Figure content listings:

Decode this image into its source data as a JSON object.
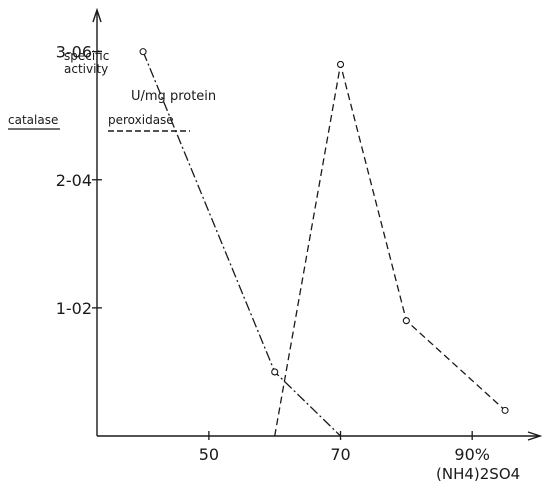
{
  "chart_data": {
    "type": "line",
    "ylabel_line1": "specific",
    "ylabel_line2": "activity",
    "ylabel_units": "U/mg protein",
    "xlabel": "(NH4)2SO4",
    "x_ticks": [
      "50",
      "70",
      "90%"
    ],
    "x_tick_values": [
      50,
      70,
      90
    ],
    "xlim": [
      33,
      100
    ],
    "y_tick_labels": [
      "3-06",
      "2-04",
      "1-02"
    ],
    "ylim": [
      0,
      3.2
    ],
    "scale_headers": {
      "left": "catalase",
      "right": "peroxidase"
    },
    "series": [
      {
        "name": "catalase",
        "style": "dash-dot",
        "color": "#1a1a1a",
        "x": [
          40,
          60,
          70
        ],
        "y": [
          3.0,
          0.5,
          0.0
        ]
      },
      {
        "name": "peroxidase",
        "style": "dashed",
        "color": "#1a1a1a",
        "x": [
          60,
          70,
          80,
          95
        ],
        "y": [
          0.0,
          2.9,
          0.9,
          0.2
        ]
      }
    ]
  }
}
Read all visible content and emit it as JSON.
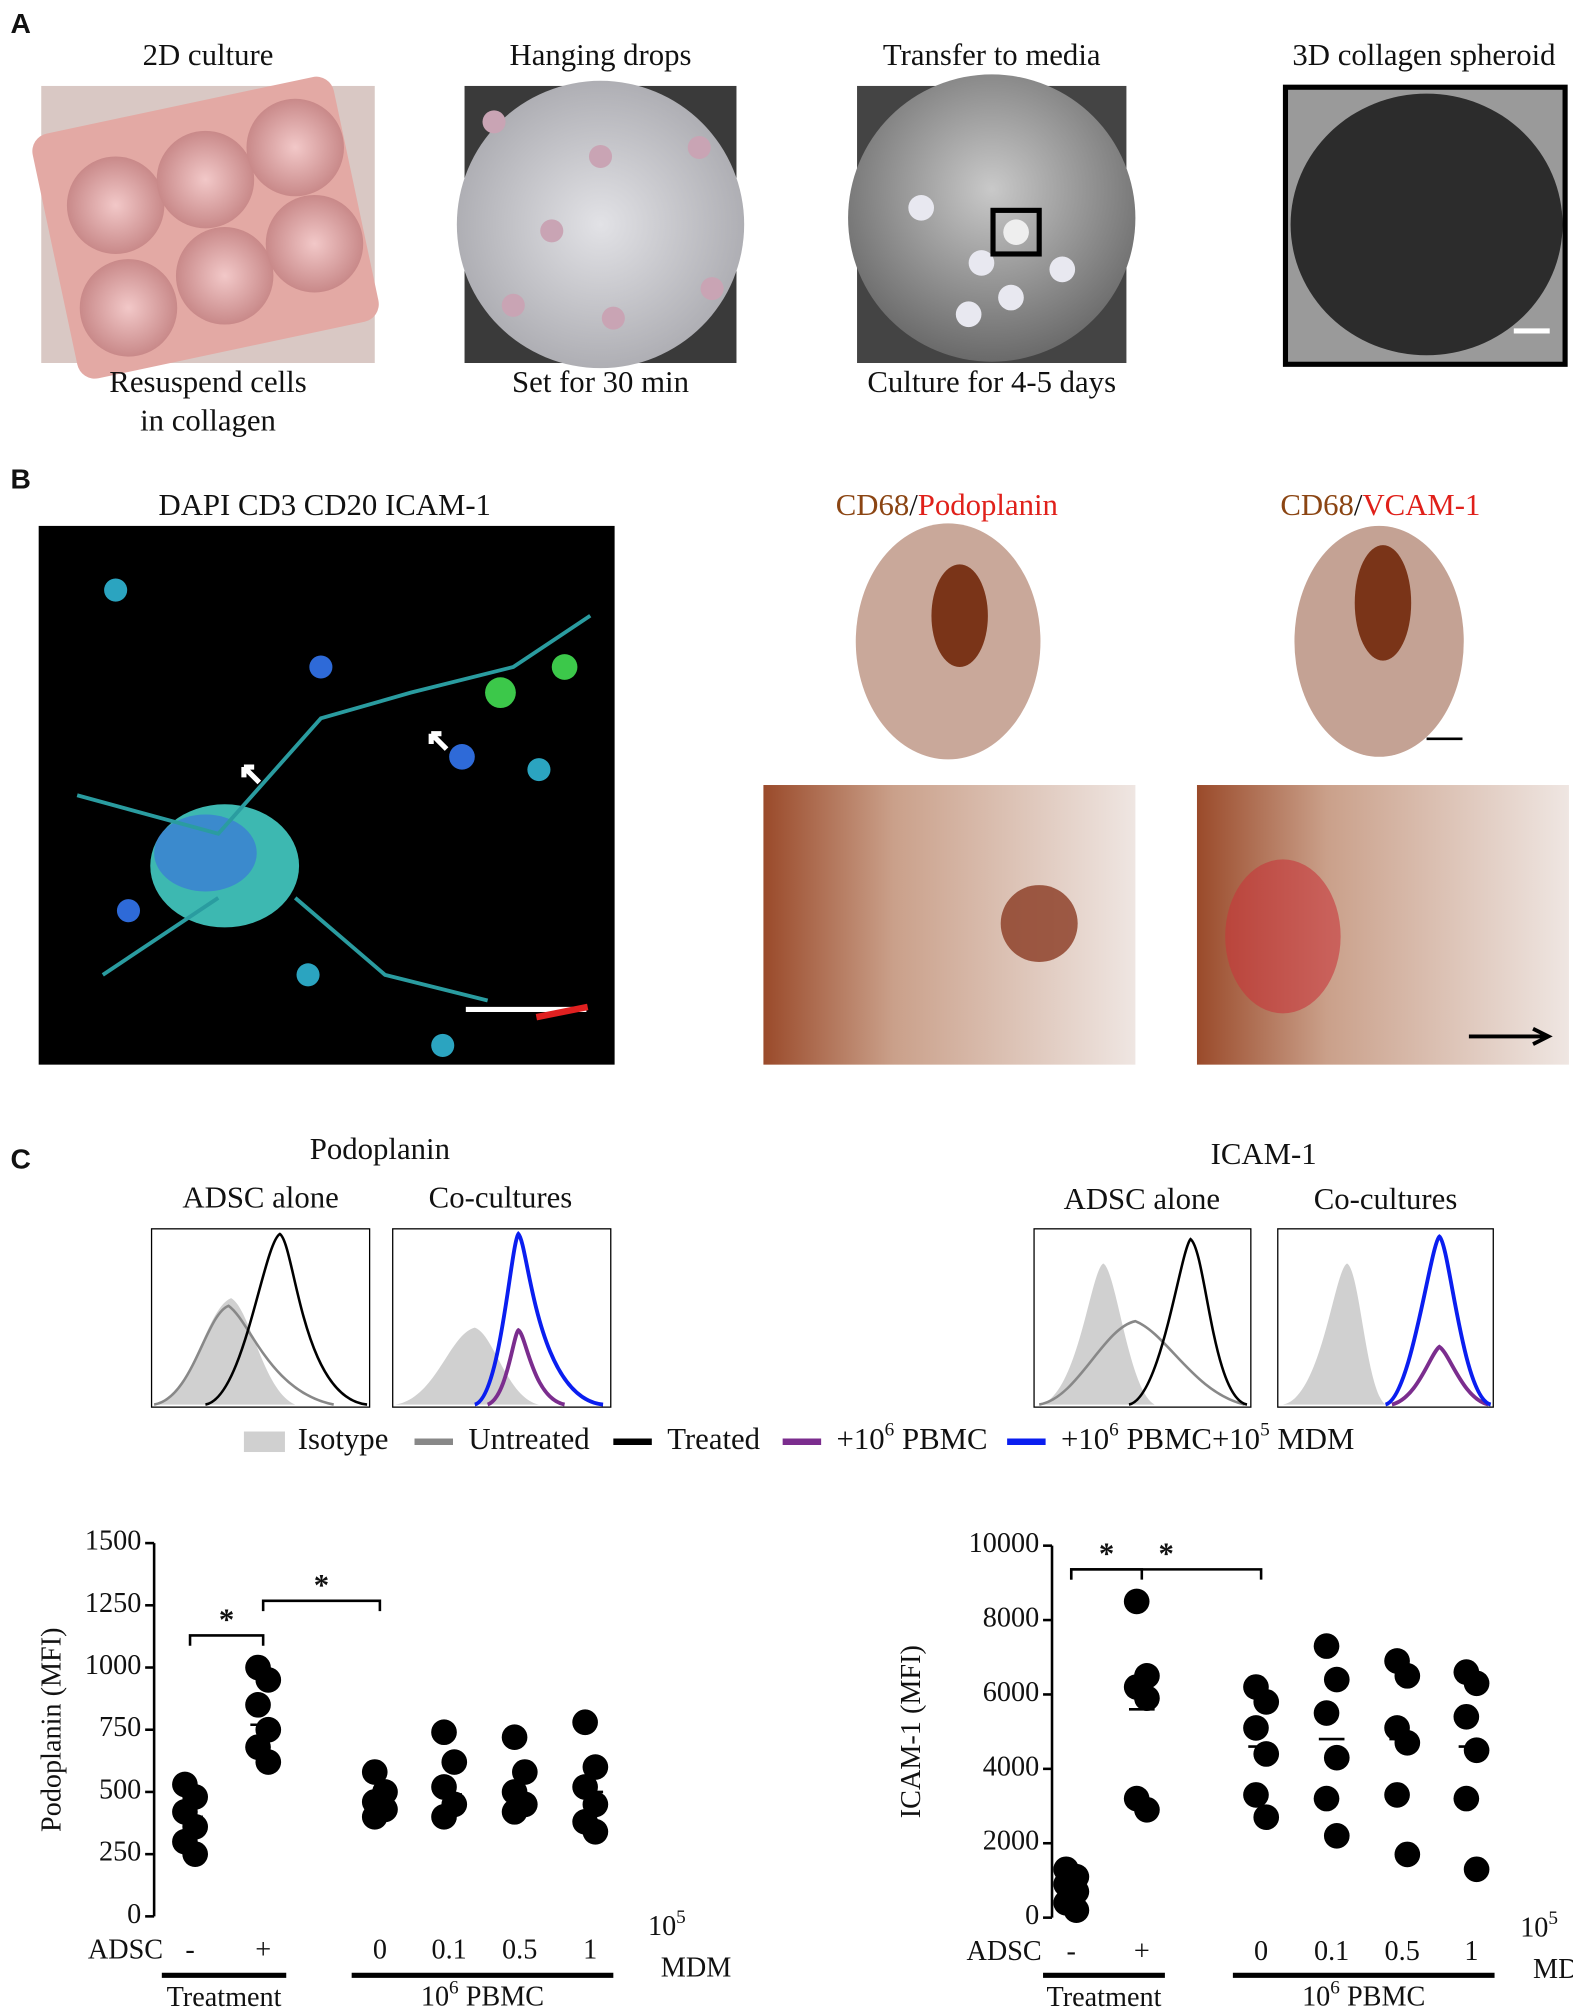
{
  "panel_labels": [
    "A",
    "B",
    "C"
  ],
  "panel_a": {
    "steps": [
      {
        "title": "2D culture",
        "caption": [
          "Resuspend cells",
          "in collagen"
        ]
      },
      {
        "title": "Hanging drops",
        "caption": [
          "Set for 30 min"
        ]
      },
      {
        "title": "Transfer to media",
        "caption": [
          "Culture for 4-5 days"
        ]
      },
      {
        "title": "3D collagen spheroid",
        "caption": []
      }
    ]
  },
  "panel_b": {
    "fluorescence_title": "DAPI CD3 CD20 ICAM-1",
    "stain_titles": [
      {
        "first": "CD68",
        "sep": "/",
        "second": "Podoplanin"
      },
      {
        "first": "CD68",
        "sep": "/",
        "second": "VCAM-1"
      }
    ]
  },
  "panel_c": {
    "histograms": [
      {
        "title": "Podoplanin",
        "subtitles": [
          "ADSC alone",
          "Co-cultures"
        ]
      },
      {
        "title": "ICAM-1",
        "subtitles": [
          "ADSC alone",
          "Co-cultures"
        ]
      }
    ],
    "legend": [
      {
        "label": "Isotype",
        "color": "#d0d0d0"
      },
      {
        "label": "Untreated",
        "color": "#888888"
      },
      {
        "label": "Treated",
        "color": "#000000"
      },
      {
        "label": {
          "base": "+10",
          "sup": "6",
          "rest": " PBMC"
        },
        "color": "#7b2d8e"
      },
      {
        "label": {
          "base": "+10",
          "sup": "6",
          "rest": " PBMC+10",
          "sup2": "5",
          "rest2": " MDM"
        },
        "color": "#0a1ef0"
      }
    ]
  },
  "chart_data": [
    {
      "type": "scatter",
      "y_label": "Podoplanin (MFI)",
      "ylim": [
        0,
        1500
      ],
      "yticks": [
        0,
        250,
        500,
        750,
        1000,
        1250,
        1500
      ],
      "row_label": "ADSC",
      "categories": [
        "-",
        "+",
        "0",
        "0.1",
        "0.5",
        "1"
      ],
      "values": [
        [
          530,
          480,
          420,
          360,
          300,
          250
        ],
        [
          1000,
          950,
          850,
          750,
          680,
          620
        ],
        [
          580,
          500,
          460,
          430,
          400
        ],
        [
          740,
          620,
          520,
          450,
          400
        ],
        [
          720,
          580,
          500,
          450,
          420
        ],
        [
          780,
          600,
          520,
          450,
          380,
          340
        ]
      ],
      "means": [
        400,
        770,
        470,
        490,
        480,
        500
      ],
      "color": "#000000",
      "mdm_label": {
        "base": "10",
        "sup": "5",
        "name": "MDM"
      },
      "groups": [
        {
          "label": "Treatment",
          "from": 0,
          "to": 1
        },
        {
          "label": {
            "base": "10",
            "sup": "6",
            "rest": " PBMC"
          },
          "from": 2,
          "to": 5
        }
      ],
      "significance": [
        {
          "from": 0,
          "to": 1,
          "label": "*"
        },
        {
          "from": 1,
          "to": 2,
          "label": "*"
        }
      ]
    },
    {
      "type": "scatter",
      "y_label": "ICAM-1 (MFI)",
      "ylim": [
        0,
        10000
      ],
      "yticks": [
        0,
        2000,
        4000,
        6000,
        8000,
        10000
      ],
      "row_label": "ADSC",
      "categories": [
        "-",
        "+",
        "0",
        "0.1",
        "0.5",
        "1"
      ],
      "values": [
        [
          1300,
          1100,
          900,
          700,
          400,
          200
        ],
        [
          8500,
          6500,
          6200,
          5900,
          3200,
          2900
        ],
        [
          6200,
          5800,
          5100,
          4400,
          3300,
          2700
        ],
        [
          7300,
          6400,
          5500,
          4300,
          3200,
          2200
        ],
        [
          6900,
          6500,
          5100,
          4700,
          3300,
          1700
        ],
        [
          6600,
          6300,
          5400,
          4500,
          3200,
          1300
        ]
      ],
      "means": [
        800,
        5600,
        4600,
        4800,
        4800,
        4600
      ],
      "color": "#000000",
      "mdm_label": {
        "base": "10",
        "sup": "5",
        "name": "MDM"
      },
      "groups": [
        {
          "label": "Treatment",
          "from": 0,
          "to": 1
        },
        {
          "label": {
            "base": "10",
            "sup": "6",
            "rest": " PBMC"
          },
          "from": 2,
          "to": 5
        }
      ],
      "significance": [
        {
          "from": 0,
          "to": 1,
          "label": "*"
        },
        {
          "from": 0,
          "to": 2,
          "label": "*"
        }
      ]
    }
  ]
}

• **YOUR INSTRUCTIONS**
Copy every entry word for word, but omit the pictures.

• **ANSWER TO THE PROBLEM**
Decode this image into its source data as a JSON object.
{
  "chart_data": {
    "type": "line",
    "ylabel_line1": "specific",
    "ylabel_line2": "activity",
    "ylabel_units": "U/mg protein",
    "xlabel": "(NH4)2SO4",
    "x_ticks": [
      "50",
      "70",
      "90%"
    ],
    "x_tick_values": [
      50,
      70,
      90
    ],
    "xlim": [
      33,
      100
    ],
    "y_tick_labels": [
      "3-06",
      "2-04",
      "1-02"
    ],
    "ylim": [
      0,
      3.2
    ],
    "scale_headers": {
      "left": "catalase",
      "right": "peroxidase"
    },
    "series": [
      {
        "name": "catalase",
        "style": "dash-dot",
        "color": "#1a1a1a",
        "x": [
          40,
          60,
          70
        ],
        "y": [
          3.0,
          0.5,
          0.0
        ]
      },
      {
        "name": "peroxidase",
        "style": "dashed",
        "color": "#1a1a1a",
        "x": [
          60,
          70,
          80,
          95
        ],
        "y": [
          0.0,
          2.9,
          0.9,
          0.2
        ]
      }
    ]
  }
}
Read all visible content and emit it as JSON.
{
  "panel_labels": [
    "A",
    "B",
    "C"
  ],
  "panel_a": {
    "steps": [
      {
        "title": "2D culture",
        "caption": [
          "Resuspend cells",
          "in collagen"
        ]
      },
      {
        "title": "Hanging drops",
        "caption": [
          "Set for 30 min"
        ]
      },
      {
        "title": "Transfer to media",
        "caption": [
          "Culture for 4-5 days"
        ]
      },
      {
        "title": "3D collagen spheroid",
        "caption": []
      }
    ]
  },
  "panel_b": {
    "fluorescence_title": "DAPI CD3 CD20 ICAM-1",
    "stain_titles": [
      {
        "first": "CD68",
        "sep": "/",
        "second": "Podoplanin"
      },
      {
        "first": "CD68",
        "sep": "/",
        "second": "VCAM-1"
      }
    ]
  },
  "panel_c": {
    "histograms": [
      {
        "title": "Podoplanin",
        "subtitles": [
          "ADSC alone",
          "Co-cultures"
        ]
      },
      {
        "title": "ICAM-1",
        "subtitles": [
          "ADSC alone",
          "Co-cultures"
        ]
      }
    ],
    "legend": [
      {
        "label": "Isotype",
        "color": "#d0d0d0"
      },
      {
        "label": "Untreated",
        "color": "#888888"
      },
      {
        "label": "Treated",
        "color": "#000000"
      },
      {
        "label": {
          "base": "+10",
          "sup": "6",
          "rest": " PBMC"
        },
        "color": "#7b2d8e"
      },
      {
        "label": {
          "base": "+10",
          "sup": "6",
          "rest": " PBMC+10",
          "sup2": "5",
          "rest2": " MDM"
        },
        "color": "#0a1ef0"
      }
    ]
  },
  "chart_data": [
    {
      "type": "scatter",
      "y_label": "Podoplanin (MFI)",
      "ylim": [
        0,
        1500
      ],
      "yticks": [
        0,
        250,
        500,
        750,
        1000,
        1250,
        1500
      ],
      "row_label": "ADSC",
      "categories": [
        "-",
        "+",
        "0",
        "0.1",
        "0.5",
        "1"
      ],
      "values": [
        [
          530,
          480,
          420,
          360,
          300,
          250
        ],
        [
          1000,
          950,
          850,
          750,
          680,
          620
        ],
        [
          580,
          500,
          460,
          430,
          400
        ],
        [
          740,
          620,
          520,
          450,
          400
        ],
        [
          720,
          580,
          500,
          450,
          420
        ],
        [
          780,
          600,
          520,
          450,
          380,
          340
        ]
      ],
      "means": [
        400,
        770,
        470,
        490,
        480,
        500
      ],
      "color": "#000000",
      "mdm_label": {
        "base": "10",
        "sup": "5",
        "name": "MDM"
      },
      "groups": [
        {
          "label": "Treatment",
          "from": 0,
          "to": 1
        },
        {
          "label": {
            "base": "10",
            "sup": "6",
            "rest": " PBMC"
          },
          "from": 2,
          "to": 5
        }
      ],
      "significance": [
        {
          "from": 0,
          "to": 1,
          "label": "*"
        },
        {
          "from": 1,
          "to": 2,
          "label": "*"
        }
      ]
    },
    {
      "type": "scatter",
      "y_label": "ICAM-1 (MFI)",
      "ylim": [
        0,
        10000
      ],
      "yticks": [
        0,
        2000,
        4000,
        6000,
        8000,
        10000
      ],
      "row_label": "ADSC",
      "categories": [
        "-",
        "+",
        "0",
        "0.1",
        "0.5",
        "1"
      ],
      "values": [
        [
          1300,
          1100,
          900,
          700,
          400,
          200
        ],
        [
          8500,
          6500,
          6200,
          5900,
          3200,
          2900
        ],
        [
          6200,
          5800,
          5100,
          4400,
          3300,
          2700
        ],
        [
          7300,
          6400,
          5500,
          4300,
          3200,
          2200
        ],
        [
          6900,
          6500,
          5100,
          4700,
          3300,
          1700
        ],
        [
          6600,
          6300,
          5400,
          4500,
          3200,
          1300
        ]
      ],
      "means": [
        800,
        5600,
        4600,
        4800,
        4800,
        4600
      ],
      "color": "#000000",
      "mdm_label": {
        "base": "10",
        "sup": "5",
        "name": "MDM"
      },
      "groups": [
        {
          "label": "Treatment",
          "from": 0,
          "to": 1
        },
        {
          "label": {
            "base": "10",
            "sup": "6",
            "rest": " PBMC"
          },
          "from": 2,
          "to": 5
        }
      ],
      "significance": [
        {
          "from": 0,
          "to": 1,
          "label": "*"
        },
        {
          "from": 0,
          "to": 2,
          "label": "*"
        }
      ]
    }
  ]
}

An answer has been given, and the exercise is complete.